:: Directions ::
Without including any pictures, write out all the entries exactly.

:: Dataset excerpts ::
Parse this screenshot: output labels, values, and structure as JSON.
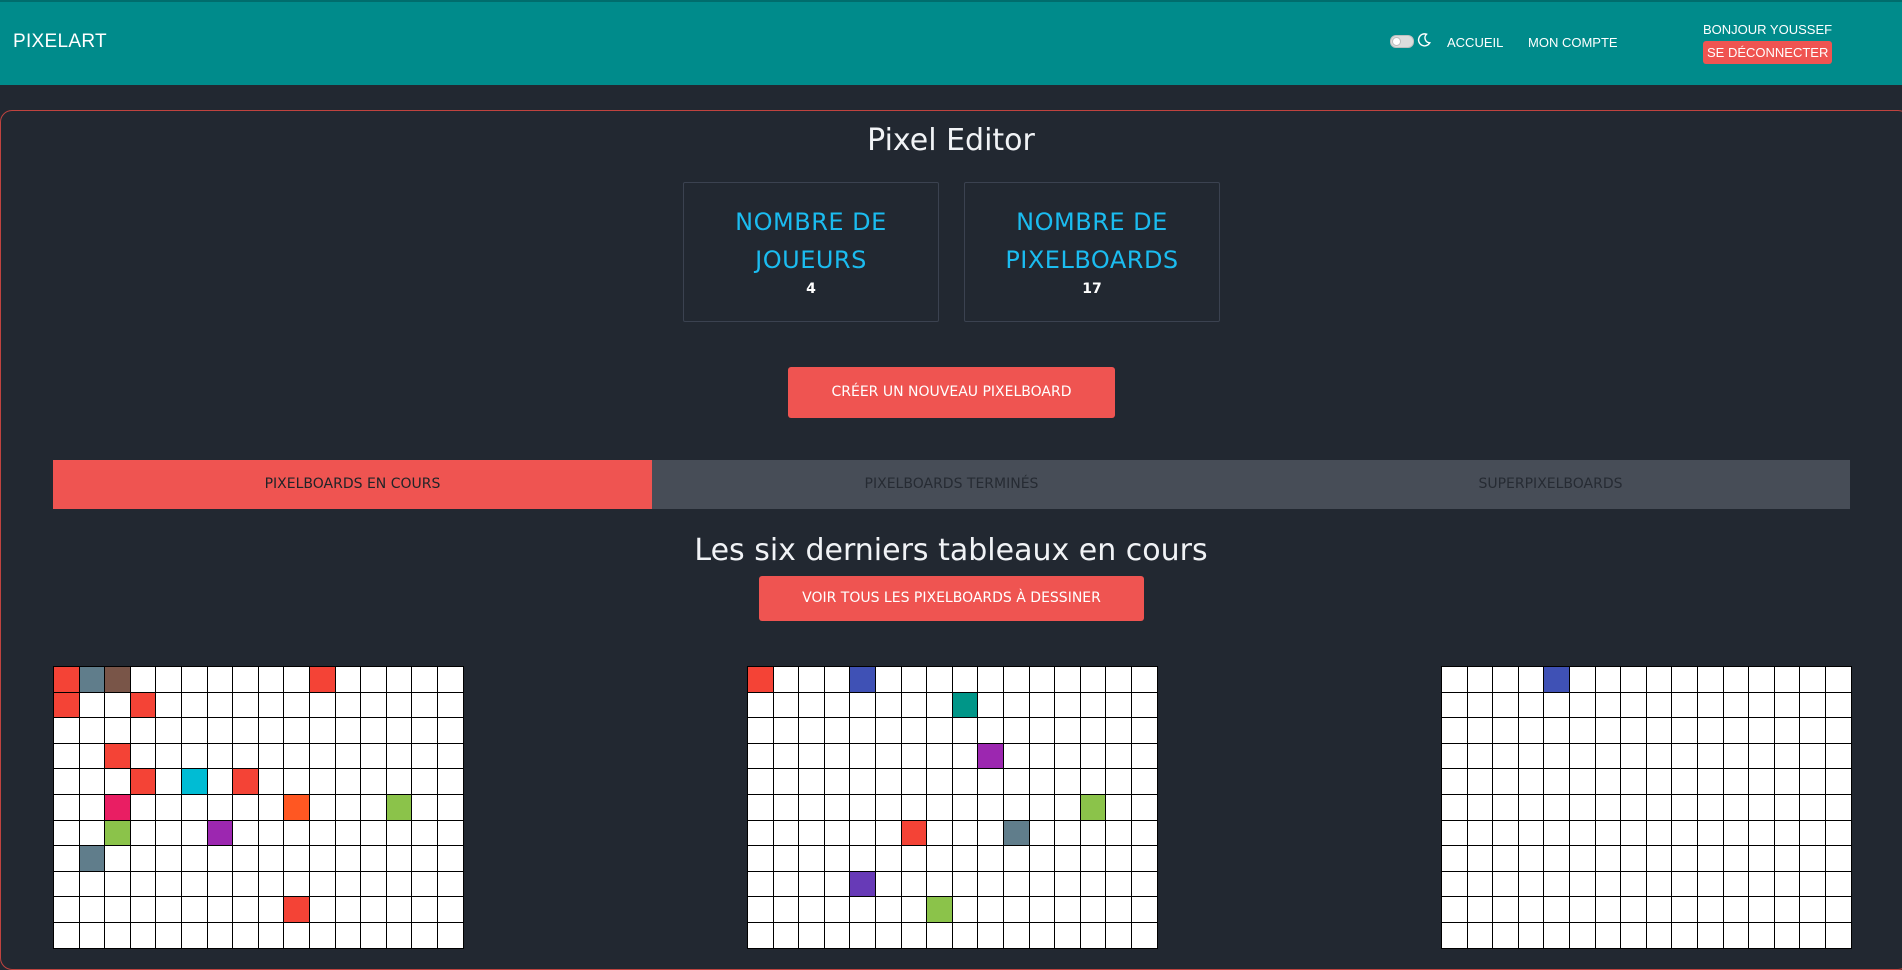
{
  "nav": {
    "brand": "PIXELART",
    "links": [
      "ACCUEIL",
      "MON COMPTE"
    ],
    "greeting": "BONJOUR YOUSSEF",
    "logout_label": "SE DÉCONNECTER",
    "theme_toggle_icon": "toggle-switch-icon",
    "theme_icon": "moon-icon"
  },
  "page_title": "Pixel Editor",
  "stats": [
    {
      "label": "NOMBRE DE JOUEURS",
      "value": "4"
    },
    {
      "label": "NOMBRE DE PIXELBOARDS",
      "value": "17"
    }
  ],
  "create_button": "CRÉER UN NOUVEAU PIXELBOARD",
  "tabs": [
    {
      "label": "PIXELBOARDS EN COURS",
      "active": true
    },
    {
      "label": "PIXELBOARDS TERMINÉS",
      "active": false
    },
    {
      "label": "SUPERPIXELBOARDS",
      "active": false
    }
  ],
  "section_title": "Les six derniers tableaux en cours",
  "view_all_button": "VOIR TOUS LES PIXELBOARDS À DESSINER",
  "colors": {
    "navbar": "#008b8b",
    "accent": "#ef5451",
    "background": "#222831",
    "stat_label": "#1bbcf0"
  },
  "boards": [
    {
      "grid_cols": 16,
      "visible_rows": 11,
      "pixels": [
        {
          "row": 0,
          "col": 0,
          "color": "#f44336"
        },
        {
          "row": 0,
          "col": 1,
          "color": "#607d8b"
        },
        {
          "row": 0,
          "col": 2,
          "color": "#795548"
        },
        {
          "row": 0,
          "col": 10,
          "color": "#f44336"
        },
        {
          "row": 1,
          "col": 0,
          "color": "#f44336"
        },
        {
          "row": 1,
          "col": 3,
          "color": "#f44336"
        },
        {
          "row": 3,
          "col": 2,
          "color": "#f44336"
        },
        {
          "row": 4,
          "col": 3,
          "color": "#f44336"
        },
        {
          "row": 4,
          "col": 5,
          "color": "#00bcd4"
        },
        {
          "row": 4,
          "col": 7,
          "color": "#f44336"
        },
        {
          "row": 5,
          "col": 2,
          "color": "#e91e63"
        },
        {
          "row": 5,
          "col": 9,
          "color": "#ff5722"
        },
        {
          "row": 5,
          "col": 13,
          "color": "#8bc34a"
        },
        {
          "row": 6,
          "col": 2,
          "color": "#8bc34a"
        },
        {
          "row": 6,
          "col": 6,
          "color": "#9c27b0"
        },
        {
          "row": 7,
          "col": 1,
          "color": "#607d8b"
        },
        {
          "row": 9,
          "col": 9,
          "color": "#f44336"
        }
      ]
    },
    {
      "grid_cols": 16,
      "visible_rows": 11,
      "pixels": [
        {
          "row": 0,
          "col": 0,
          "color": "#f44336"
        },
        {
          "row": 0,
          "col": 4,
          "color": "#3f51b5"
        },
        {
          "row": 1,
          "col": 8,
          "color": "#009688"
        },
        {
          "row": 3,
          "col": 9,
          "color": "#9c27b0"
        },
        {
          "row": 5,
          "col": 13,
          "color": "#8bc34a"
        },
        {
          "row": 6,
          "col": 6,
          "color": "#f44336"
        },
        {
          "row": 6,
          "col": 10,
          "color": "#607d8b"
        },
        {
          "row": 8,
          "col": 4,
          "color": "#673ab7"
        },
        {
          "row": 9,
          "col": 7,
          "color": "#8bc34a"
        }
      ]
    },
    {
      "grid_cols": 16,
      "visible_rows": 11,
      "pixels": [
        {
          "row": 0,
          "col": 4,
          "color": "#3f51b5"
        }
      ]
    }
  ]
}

:: Output ::
Parse this screenshot: output labels, values, and structure as JSON.
{
  "nav": {
    "brand": "PIXELART",
    "links": [
      "ACCUEIL",
      "MON COMPTE"
    ],
    "greeting": "BONJOUR YOUSSEF",
    "logout_label": "SE DÉCONNECTER",
    "theme_toggle_icon": "toggle-switch-icon",
    "theme_icon": "moon-icon"
  },
  "page_title": "Pixel Editor",
  "stats": [
    {
      "label": "NOMBRE DE JOUEURS",
      "value": "4"
    },
    {
      "label": "NOMBRE DE PIXELBOARDS",
      "value": "17"
    }
  ],
  "create_button": "CRÉER UN NOUVEAU PIXELBOARD",
  "tabs": [
    {
      "label": "PIXELBOARDS EN COURS",
      "active": true
    },
    {
      "label": "PIXELBOARDS TERMINÉS",
      "active": false
    },
    {
      "label": "SUPERPIXELBOARDS",
      "active": false
    }
  ],
  "section_title": "Les six derniers tableaux en cours",
  "view_all_button": "VOIR TOUS LES PIXELBOARDS À DESSINER",
  "colors": {
    "navbar": "#008b8b",
    "accent": "#ef5451",
    "background": "#222831",
    "stat_label": "#1bbcf0"
  },
  "boards": [
    {
      "grid_cols": 16,
      "visible_rows": 11,
      "pixels": [
        {
          "row": 0,
          "col": 0,
          "color": "#f44336"
        },
        {
          "row": 0,
          "col": 1,
          "color": "#607d8b"
        },
        {
          "row": 0,
          "col": 2,
          "color": "#795548"
        },
        {
          "row": 0,
          "col": 10,
          "color": "#f44336"
        },
        {
          "row": 1,
          "col": 0,
          "color": "#f44336"
        },
        {
          "row": 1,
          "col": 3,
          "color": "#f44336"
        },
        {
          "row": 3,
          "col": 2,
          "color": "#f44336"
        },
        {
          "row": 4,
          "col": 3,
          "color": "#f44336"
        },
        {
          "row": 4,
          "col": 5,
          "color": "#00bcd4"
        },
        {
          "row": 4,
          "col": 7,
          "color": "#f44336"
        },
        {
          "row": 5,
          "col": 2,
          "color": "#e91e63"
        },
        {
          "row": 5,
          "col": 9,
          "color": "#ff5722"
        },
        {
          "row": 5,
          "col": 13,
          "color": "#8bc34a"
        },
        {
          "row": 6,
          "col": 2,
          "color": "#8bc34a"
        },
        {
          "row": 6,
          "col": 6,
          "color": "#9c27b0"
        },
        {
          "row": 7,
          "col": 1,
          "color": "#607d8b"
        },
        {
          "row": 9,
          "col": 9,
          "color": "#f44336"
        }
      ]
    },
    {
      "grid_cols": 16,
      "visible_rows": 11,
      "pixels": [
        {
          "row": 0,
          "col": 0,
          "color": "#f44336"
        },
        {
          "row": 0,
          "col": 4,
          "color": "#3f51b5"
        },
        {
          "row": 1,
          "col": 8,
          "color": "#009688"
        },
        {
          "row": 3,
          "col": 9,
          "color": "#9c27b0"
        },
        {
          "row": 5,
          "col": 13,
          "color": "#8bc34a"
        },
        {
          "row": 6,
          "col": 6,
          "color": "#f44336"
        },
        {
          "row": 6,
          "col": 10,
          "color": "#607d8b"
        },
        {
          "row": 8,
          "col": 4,
          "color": "#673ab7"
        },
        {
          "row": 9,
          "col": 7,
          "color": "#8bc34a"
        }
      ]
    },
    {
      "grid_cols": 16,
      "visible_rows": 11,
      "pixels": [
        {
          "row": 0,
          "col": 4,
          "color": "#3f51b5"
        }
      ]
    }
  ]
}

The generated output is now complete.